▸ **DATA IN THIS EXERCISE**
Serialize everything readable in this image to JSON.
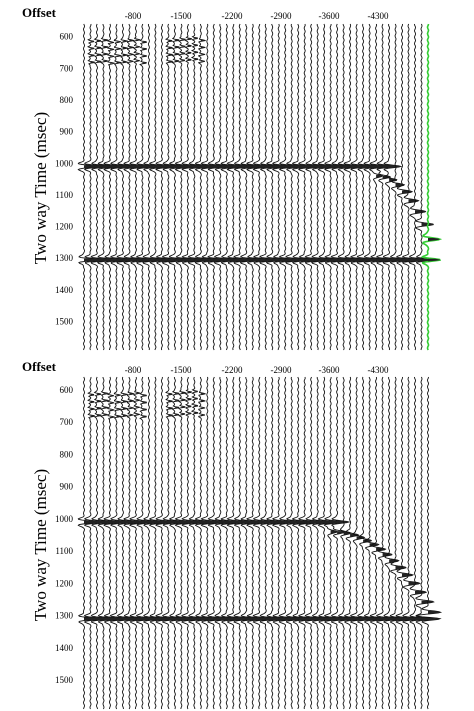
{
  "chart_data": [
    {
      "type": "seismic",
      "panel_label": "Offset",
      "x_tick_labels": [
        "-800",
        "-1500",
        "-2200",
        "-2900",
        "-3600",
        "-4300"
      ],
      "ylabel": "Two way Time (msec)",
      "ylim": [
        560,
        1590
      ],
      "y_ticks": [
        600,
        700,
        800,
        900,
        1000,
        1100,
        1200,
        1300,
        1400,
        1500
      ],
      "trace_count": 54,
      "events": [
        {
          "kind": "flat",
          "time": 1010,
          "end_trace": 48
        },
        {
          "kind": "flat",
          "time": 1305,
          "end_trace": 54
        },
        {
          "kind": "dipping",
          "start_trace": 46,
          "start_time": 1040,
          "end_trace": 54,
          "end_time": 1240
        },
        {
          "kind": "cluster",
          "start_trace": 2,
          "end_trace": 10,
          "time": 650
        },
        {
          "kind": "cluster",
          "start_trace": 14,
          "end_trace": 19,
          "time": 645
        }
      ],
      "highlight_trace_color": "#33cc33"
    },
    {
      "type": "seismic",
      "panel_label": "Offset",
      "x_tick_labels": [
        "-800",
        "-1500",
        "-2200",
        "-2900",
        "-3600",
        "-4300"
      ],
      "ylabel": "Two way Time (msec)",
      "ylim": [
        560,
        1590
      ],
      "y_ticks": [
        600,
        700,
        800,
        900,
        1000,
        1100,
        1200,
        1300,
        1400,
        1500
      ],
      "trace_count": 54,
      "events": [
        {
          "kind": "flat",
          "time": 1010,
          "end_trace": 40
        },
        {
          "kind": "flat",
          "time": 1310,
          "end_trace": 54
        },
        {
          "kind": "dipping",
          "start_trace": 39,
          "start_time": 1040,
          "end_trace": 54,
          "end_time": 1290
        },
        {
          "kind": "cluster",
          "start_trace": 2,
          "end_trace": 10,
          "time": 650
        },
        {
          "kind": "cluster",
          "start_trace": 14,
          "end_trace": 19,
          "time": 645
        }
      ],
      "highlight_trace_color": ""
    }
  ]
}
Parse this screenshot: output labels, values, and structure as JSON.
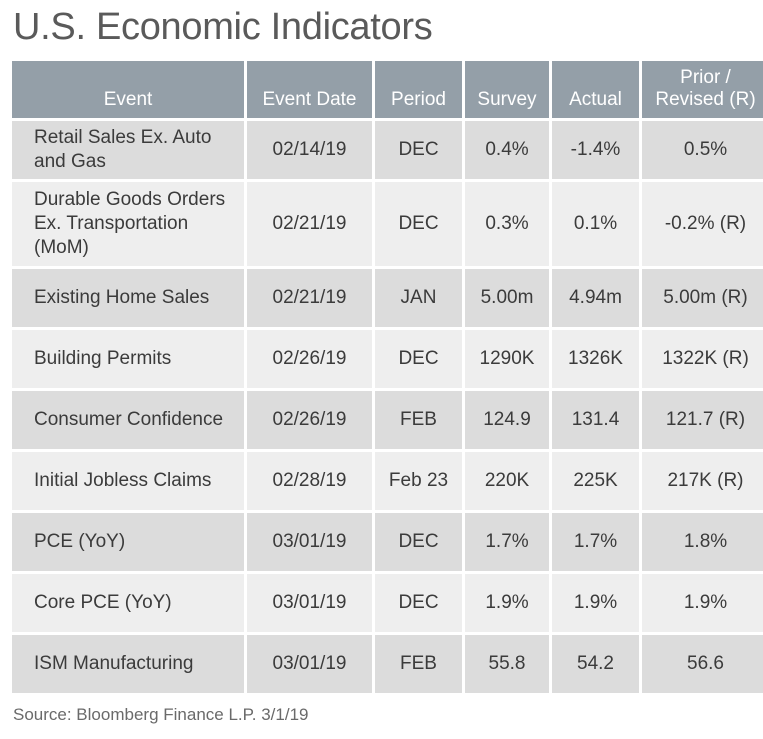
{
  "title": "U.S. Economic Indicators",
  "columns": {
    "event": "Event",
    "event_date": "Event Date",
    "period": "Period",
    "survey": "Survey",
    "actual": "Actual",
    "prior_line1": "Prior /",
    "prior_line2": "Revised (R)"
  },
  "rows": [
    {
      "event": "Retail Sales Ex. Auto and Gas",
      "date": "02/14/19",
      "period": "DEC",
      "survey": "0.4%",
      "actual": "-1.4%",
      "prior": "0.5%"
    },
    {
      "event": "Durable Goods Orders Ex. Transportation (MoM)",
      "date": "02/21/19",
      "period": "DEC",
      "survey": "0.3%",
      "actual": "0.1%",
      "prior": "-0.2% (R)"
    },
    {
      "event": "Existing Home Sales",
      "date": "02/21/19",
      "period": "JAN",
      "survey": "5.00m",
      "actual": "4.94m",
      "prior": "5.00m (R)"
    },
    {
      "event": "Building Permits",
      "date": "02/26/19",
      "period": "DEC",
      "survey": "1290K",
      "actual": "1326K",
      "prior": "1322K (R)"
    },
    {
      "event": "Consumer Confidence",
      "date": "02/26/19",
      "period": "FEB",
      "survey": "124.9",
      "actual": "131.4",
      "prior": "121.7 (R)"
    },
    {
      "event": "Initial Jobless Claims",
      "date": "02/28/19",
      "period": "Feb 23",
      "survey": "220K",
      "actual": "225K",
      "prior": "217K (R)"
    },
    {
      "event": "PCE (YoY)",
      "date": "03/01/19",
      "period": "DEC",
      "survey": "1.7%",
      "actual": "1.7%",
      "prior": "1.8%"
    },
    {
      "event": "Core PCE (YoY)",
      "date": "03/01/19",
      "period": "DEC",
      "survey": "1.9%",
      "actual": "1.9%",
      "prior": "1.9%"
    },
    {
      "event": "ISM Manufacturing",
      "date": "03/01/19",
      "period": "FEB",
      "survey": "55.8",
      "actual": "54.2",
      "prior": "56.6"
    }
  ],
  "source": "Source: Bloomberg Finance L.P. 3/1/19"
}
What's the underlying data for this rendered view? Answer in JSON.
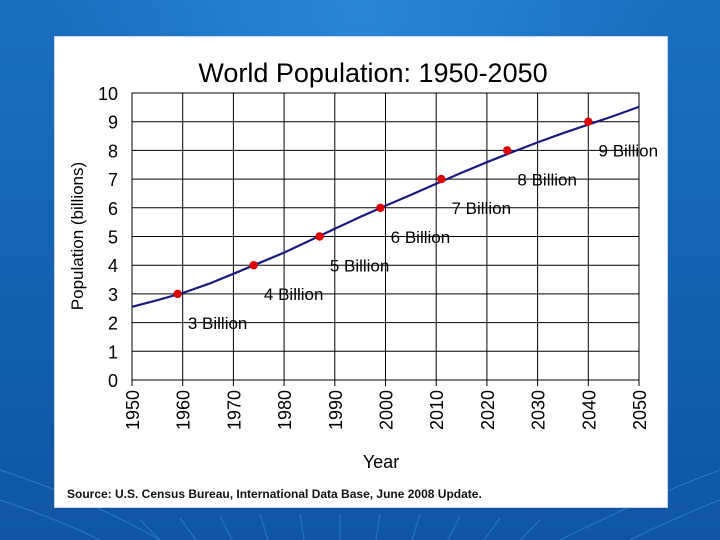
{
  "chart_data": {
    "type": "line",
    "title": "World Population: 1950-2050",
    "xlabel": "Year",
    "ylabel": "Population (billions)",
    "xlim": [
      1950,
      2050
    ],
    "ylim": [
      0,
      10
    ],
    "grid": true,
    "x_ticks": [
      "1950",
      "1960",
      "1970",
      "1980",
      "1990",
      "2000",
      "2010",
      "2020",
      "2030",
      "2040",
      "2050"
    ],
    "y_ticks": [
      "0",
      "1",
      "2",
      "3",
      "4",
      "5",
      "6",
      "7",
      "8",
      "9",
      "10"
    ],
    "series": [
      {
        "color": "#1a1a80",
        "x": [
          1950,
          1955,
          1960,
          1965,
          1970,
          1975,
          1980,
          1985,
          1990,
          1995,
          2000,
          2005,
          2010,
          2015,
          2020,
          2025,
          2030,
          2035,
          2040,
          2045,
          2050
        ],
        "y": [
          2.55,
          2.78,
          3.03,
          3.34,
          3.7,
          4.07,
          4.44,
          4.85,
          5.27,
          5.68,
          6.07,
          6.45,
          6.84,
          7.22,
          7.59,
          7.94,
          8.28,
          8.6,
          8.9,
          9.2,
          9.52
        ]
      }
    ],
    "milestones": {
      "color": "#dd0000",
      "points": [
        {
          "x": 1959,
          "y": 3,
          "label": "3 Billion"
        },
        {
          "x": 1974,
          "y": 4,
          "label": "4 Billion"
        },
        {
          "x": 1987,
          "y": 5,
          "label": "5 Billion"
        },
        {
          "x": 1999,
          "y": 6,
          "label": "6 Billion"
        },
        {
          "x": 2011,
          "y": 7,
          "label": "7 Billion"
        },
        {
          "x": 2024,
          "y": 8,
          "label": "8 Billion"
        },
        {
          "x": 2040,
          "y": 9,
          "label": "9 Billion"
        }
      ]
    }
  },
  "source_note": "Source: U.S. Census Bureau, International Data Base, June 2008 Update."
}
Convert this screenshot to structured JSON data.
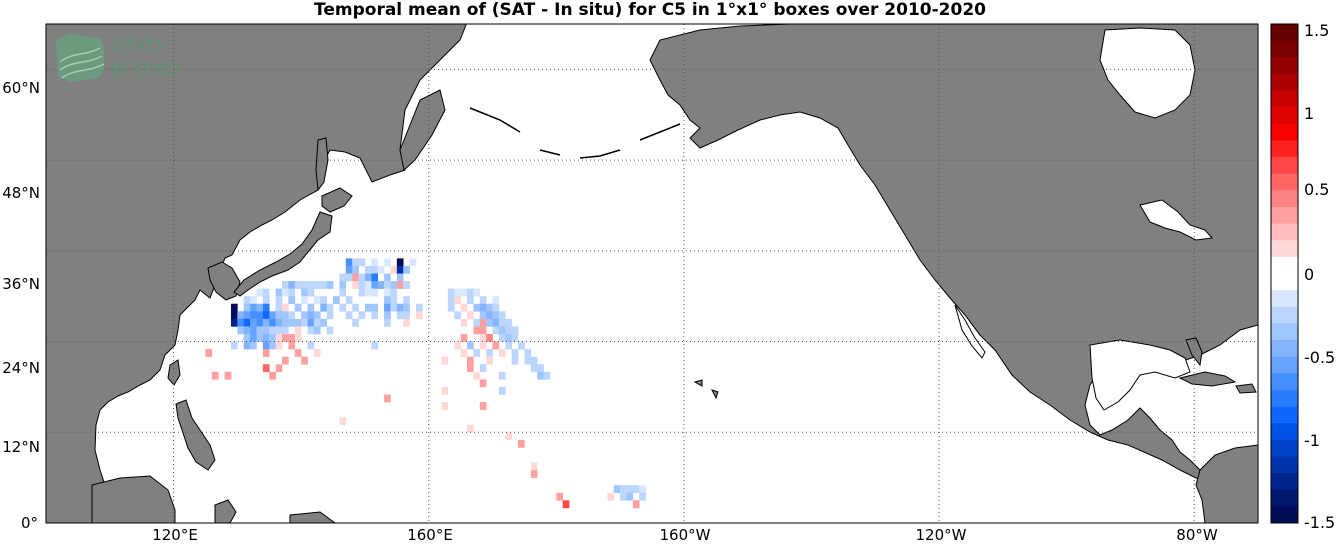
{
  "title": "Temporal mean of (SAT - In situ) for C5 in 1°x1° boxes over 2010-2020",
  "logo": {
    "line1": "smos",
    "line2": "pi-mep"
  },
  "lat_labels": [
    "60°N",
    "48°N",
    "36°N",
    "24°N",
    "12°N",
    "0°"
  ],
  "lon_labels": [
    "120°E",
    "160°E",
    "160°W",
    "120°W",
    "80°W"
  ],
  "colors": {
    "land": "#808080",
    "ocean": "#ffffff",
    "grid": "#555555"
  },
  "colorbar": {
    "min": -1.5,
    "max": 1.5,
    "tick_labels": [
      "1.5",
      "1",
      "0.5",
      "0",
      "-0.5",
      "-1",
      "-1.5"
    ],
    "colors_top_to_bottom": [
      "#650000",
      "#7a0000",
      "#940000",
      "#ad0000",
      "#c70000",
      "#e00000",
      "#f70000",
      "#ff2020",
      "#ff4545",
      "#ff6666",
      "#ff8585",
      "#ffa0a0",
      "#ffbcbc",
      "#ffd8d8",
      "#ffffff",
      "#ffffff",
      "#d8e8ff",
      "#bcd6ff",
      "#a0c6ff",
      "#85b4ff",
      "#66a3ff",
      "#4590ff",
      "#2a7cff",
      "#0f68ff",
      "#0052e6",
      "#0042c8",
      "#0033aa",
      "#00248c",
      "#001870",
      "#000c55"
    ]
  },
  "map_data": {
    "projection": "equirectangular",
    "lon_range": [
      100,
      290
    ],
    "lat_range": [
      0,
      66
    ],
    "variable": "SAT - In situ",
    "cells": [
      [
        147,
        34,
        -0.6
      ],
      [
        148,
        34,
        -0.2
      ],
      [
        149,
        34,
        -0.2
      ],
      [
        151,
        34,
        -0.15
      ],
      [
        153,
        34,
        -0.1
      ],
      [
        155,
        34,
        -1.4
      ],
      [
        157,
        34,
        -0.1
      ],
      [
        147,
        33,
        -0.5
      ],
      [
        148,
        33,
        -0.3
      ],
      [
        150,
        33,
        -0.2
      ],
      [
        151,
        33,
        -0.2
      ],
      [
        152,
        33,
        -0.1
      ],
      [
        154,
        33,
        0.2
      ],
      [
        155,
        33,
        -1.1
      ],
      [
        156,
        33,
        -0.3
      ],
      [
        146,
        32,
        -0.2
      ],
      [
        147,
        32,
        -0.2
      ],
      [
        148,
        32,
        0.3
      ],
      [
        149,
        32,
        -0.2
      ],
      [
        150,
        32,
        -0.4
      ],
      [
        151,
        32,
        -0.7
      ],
      [
        153,
        32,
        -0.3
      ],
      [
        155,
        32,
        -0.3
      ],
      [
        137,
        31,
        -0.2
      ],
      [
        138,
        31,
        -0.4
      ],
      [
        139,
        31,
        -0.25
      ],
      [
        140,
        31,
        -0.2
      ],
      [
        141,
        31,
        -0.2
      ],
      [
        142,
        31,
        -0.25
      ],
      [
        143,
        31,
        -0.2
      ],
      [
        144,
        31,
        -0.3
      ],
      [
        146,
        31,
        -0.3
      ],
      [
        148,
        31,
        0.2
      ],
      [
        149,
        31,
        -0.2
      ],
      [
        150,
        31,
        -0.15
      ],
      [
        151,
        31,
        -0.5
      ],
      [
        152,
        31,
        -0.4
      ],
      [
        153,
        31,
        -0.2
      ],
      [
        154,
        31,
        -0.35
      ],
      [
        155,
        31,
        0.3
      ],
      [
        156,
        31,
        -0.2
      ],
      [
        133,
        30,
        -0.15
      ],
      [
        134,
        30,
        -0.2
      ],
      [
        136,
        30,
        -0.3
      ],
      [
        137,
        30,
        -0.1
      ],
      [
        138,
        30,
        -0.2
      ],
      [
        140,
        30,
        -0.3
      ],
      [
        141,
        30,
        -0.2
      ],
      [
        146,
        30,
        -0.2
      ],
      [
        149,
        30,
        -0.2
      ],
      [
        150,
        30,
        -0.1
      ],
      [
        151,
        30,
        -0.1
      ],
      [
        153,
        30,
        -0.15
      ],
      [
        154,
        30,
        -0.2
      ],
      [
        163,
        30,
        -0.2
      ],
      [
        164,
        30,
        -0.1
      ],
      [
        165,
        30,
        -0.15
      ],
      [
        166,
        30,
        -0.2
      ],
      [
        167,
        30,
        -0.15
      ],
      [
        131,
        29,
        -0.2
      ],
      [
        132,
        29,
        -0.15
      ],
      [
        134,
        29,
        -0.2
      ],
      [
        136,
        29,
        -0.2
      ],
      [
        138,
        29,
        -0.3
      ],
      [
        140,
        29,
        -0.15
      ],
      [
        142,
        29,
        -0.1
      ],
      [
        143,
        29,
        -0.2
      ],
      [
        145,
        29,
        -0.3
      ],
      [
        147,
        29,
        -0.2
      ],
      [
        153,
        29,
        -0.3
      ],
      [
        154,
        29,
        -0.2
      ],
      [
        156,
        29,
        -0.2
      ],
      [
        163,
        29,
        -0.2
      ],
      [
        164,
        29,
        0.1
      ],
      [
        166,
        29,
        -0.2
      ],
      [
        168,
        29,
        -0.2
      ],
      [
        170,
        29,
        -0.15
      ],
      [
        129,
        28,
        -1.5
      ],
      [
        131,
        28,
        -0.3
      ],
      [
        132,
        28,
        -0.5
      ],
      [
        133,
        28,
        -0.4
      ],
      [
        134,
        28,
        -0.7
      ],
      [
        136,
        28,
        -0.2
      ],
      [
        137,
        28,
        0.2
      ],
      [
        139,
        28,
        -0.3
      ],
      [
        141,
        28,
        -0.3
      ],
      [
        143,
        28,
        -0.4
      ],
      [
        144,
        28,
        -0.2
      ],
      [
        146,
        28,
        -0.2
      ],
      [
        148,
        28,
        -0.2
      ],
      [
        150,
        28,
        -0.3
      ],
      [
        151,
        28,
        -0.3
      ],
      [
        153,
        28,
        -0.5
      ],
      [
        154,
        28,
        -0.2
      ],
      [
        155,
        28,
        -0.4
      ],
      [
        156,
        28,
        -0.3
      ],
      [
        158,
        28,
        -0.2
      ],
      [
        163,
        28,
        -0.2
      ],
      [
        165,
        28,
        0.2
      ],
      [
        167,
        28,
        -0.3
      ],
      [
        168,
        28,
        -0.4
      ],
      [
        169,
        28,
        -0.3
      ],
      [
        170,
        28,
        -0.2
      ],
      [
        129,
        27,
        -1.4
      ],
      [
        130,
        27,
        -0.4
      ],
      [
        131,
        27,
        -0.5
      ],
      [
        132,
        27,
        -0.6
      ],
      [
        133,
        27,
        -0.6
      ],
      [
        134,
        27,
        -0.9
      ],
      [
        135,
        27,
        -0.5
      ],
      [
        136,
        27,
        -0.3
      ],
      [
        137,
        27,
        -0.3
      ],
      [
        138,
        27,
        -0.2
      ],
      [
        140,
        27,
        -0.3
      ],
      [
        141,
        27,
        -0.4
      ],
      [
        142,
        27,
        -0.3
      ],
      [
        144,
        27,
        -0.2
      ],
      [
        147,
        27,
        -0.2
      ],
      [
        149,
        27,
        -0.2
      ],
      [
        151,
        27,
        -0.2
      ],
      [
        153,
        27,
        -0.3
      ],
      [
        155,
        27,
        -0.2
      ],
      [
        156,
        27,
        -0.2
      ],
      [
        158,
        27,
        0.2
      ],
      [
        164,
        27,
        -0.2
      ],
      [
        166,
        27,
        0.2
      ],
      [
        168,
        27,
        -0.3
      ],
      [
        169,
        27,
        -0.4
      ],
      [
        170,
        27,
        -0.3
      ],
      [
        171,
        27,
        -0.2
      ],
      [
        129,
        26,
        -1.3
      ],
      [
        130,
        26,
        -0.6
      ],
      [
        131,
        26,
        -0.8
      ],
      [
        132,
        26,
        -0.5
      ],
      [
        133,
        26,
        -0.6
      ],
      [
        134,
        26,
        -0.4
      ],
      [
        135,
        26,
        -0.6
      ],
      [
        136,
        26,
        -0.4
      ],
      [
        137,
        26,
        -0.3
      ],
      [
        138,
        26,
        -0.3
      ],
      [
        139,
        26,
        -0.3
      ],
      [
        140,
        26,
        -0.2
      ],
      [
        141,
        26,
        -0.5
      ],
      [
        142,
        26,
        -0.2
      ],
      [
        143,
        26,
        -0.3
      ],
      [
        148,
        26,
        -0.2
      ],
      [
        153,
        26,
        -0.2
      ],
      [
        156,
        26,
        0.2
      ],
      [
        165,
        26,
        0.2
      ],
      [
        167,
        26,
        -0.2
      ],
      [
        168,
        26,
        0.3
      ],
      [
        169,
        26,
        -0.3
      ],
      [
        170,
        26,
        -0.4
      ],
      [
        171,
        26,
        -0.2
      ],
      [
        172,
        26,
        -0.2
      ],
      [
        130,
        25,
        -0.3
      ],
      [
        131,
        25,
        -0.4
      ],
      [
        132,
        25,
        -0.5
      ],
      [
        133,
        25,
        -0.3
      ],
      [
        134,
        25,
        -0.3
      ],
      [
        135,
        25,
        -0.2
      ],
      [
        136,
        25,
        -0.2
      ],
      [
        137,
        25,
        -0.2
      ],
      [
        139,
        25,
        0.2
      ],
      [
        141,
        25,
        -0.2
      ],
      [
        142,
        25,
        -0.3
      ],
      [
        144,
        25,
        -0.2
      ],
      [
        167,
        25,
        0.4
      ],
      [
        168,
        25,
        0.3
      ],
      [
        170,
        25,
        -0.2
      ],
      [
        171,
        25,
        -0.3
      ],
      [
        172,
        25,
        -0.2
      ],
      [
        173,
        25,
        -0.2
      ],
      [
        131,
        24,
        -0.3
      ],
      [
        132,
        24,
        -0.5
      ],
      [
        133,
        24,
        -0.3
      ],
      [
        134,
        24,
        -0.4
      ],
      [
        135,
        24,
        -0.3
      ],
      [
        136,
        24,
        0.2
      ],
      [
        137,
        24,
        0.3
      ],
      [
        138,
        24,
        0.3
      ],
      [
        139,
        24,
        0.1
      ],
      [
        165,
        24,
        0.3
      ],
      [
        168,
        24,
        0.2
      ],
      [
        169,
        24,
        0.5
      ],
      [
        171,
        24,
        -0.2
      ],
      [
        172,
        24,
        -0.3
      ],
      [
        173,
        24,
        -0.2
      ],
      [
        129,
        23,
        -0.2
      ],
      [
        131,
        23,
        -0.4
      ],
      [
        132,
        23,
        -0.3
      ],
      [
        134,
        23,
        -0.5
      ],
      [
        135,
        23,
        -0.3
      ],
      [
        136,
        23,
        0.2
      ],
      [
        138,
        23,
        0.3
      ],
      [
        141,
        23,
        -0.2
      ],
      [
        151,
        23,
        -0.2
      ],
      [
        164,
        23,
        0.2
      ],
      [
        166,
        23,
        -0.3
      ],
      [
        168,
        23,
        0.2
      ],
      [
        170,
        23,
        0.3
      ],
      [
        172,
        23,
        -0.2
      ],
      [
        174,
        23,
        -0.2
      ],
      [
        125,
        22,
        0.3
      ],
      [
        134,
        22,
        0.3
      ],
      [
        139,
        22,
        0.4
      ],
      [
        142,
        22,
        0.2
      ],
      [
        165,
        22,
        0.2
      ],
      [
        167,
        22,
        -0.2
      ],
      [
        169,
        22,
        -0.2
      ],
      [
        171,
        22,
        0.2
      ],
      [
        173,
        22,
        -0.2
      ],
      [
        175,
        22,
        -0.2
      ],
      [
        137,
        21,
        0.3
      ],
      [
        140,
        21,
        0.3
      ],
      [
        162,
        21,
        0.2
      ],
      [
        166,
        21,
        0.3
      ],
      [
        169,
        21,
        0.2
      ],
      [
        173,
        21,
        -0.2
      ],
      [
        175,
        21,
        -0.2
      ],
      [
        176,
        21,
        -0.2
      ],
      [
        134,
        20,
        0.6
      ],
      [
        136,
        20,
        0.4
      ],
      [
        166,
        20,
        0.4
      ],
      [
        168,
        20,
        -0.2
      ],
      [
        176,
        20,
        -0.2
      ],
      [
        177,
        20,
        -0.2
      ],
      [
        126,
        19,
        0.3
      ],
      [
        128,
        19,
        0.3
      ],
      [
        135,
        19,
        0.3
      ],
      [
        167,
        19,
        0.2
      ],
      [
        171,
        19,
        -0.2
      ],
      [
        177,
        19,
        -0.3
      ],
      [
        178,
        19,
        -0.2
      ],
      [
        168,
        18,
        0.3
      ],
      [
        162,
        17,
        0.2
      ],
      [
        171,
        17,
        -0.2
      ],
      [
        153,
        16,
        0.3
      ],
      [
        162,
        15,
        0.2
      ],
      [
        168,
        15,
        0.3
      ],
      [
        146,
        13,
        0.2
      ],
      [
        166,
        12,
        0.2
      ],
      [
        172,
        11,
        0.2
      ],
      [
        174,
        10,
        0.3
      ],
      [
        176,
        7,
        0.2
      ],
      [
        176,
        6,
        0.3
      ],
      [
        189,
        4,
        -0.3
      ],
      [
        190,
        4,
        -0.2
      ],
      [
        191,
        4,
        -0.2
      ],
      [
        192,
        4,
        -0.2
      ],
      [
        193,
        4,
        -0.1
      ],
      [
        180,
        3,
        0.3
      ],
      [
        188,
        3,
        0.2
      ],
      [
        190,
        3,
        -0.2
      ],
      [
        191,
        3,
        -0.3
      ],
      [
        193,
        3,
        -0.2
      ],
      [
        181,
        2,
        0.7
      ],
      [
        192,
        2,
        0.3
      ]
    ]
  }
}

▸ **WRITTEN EXERCISE**
Count the lines of the material that include the word "title", then state only the total.

▸ **REPLY TO THE EXERCISE**
3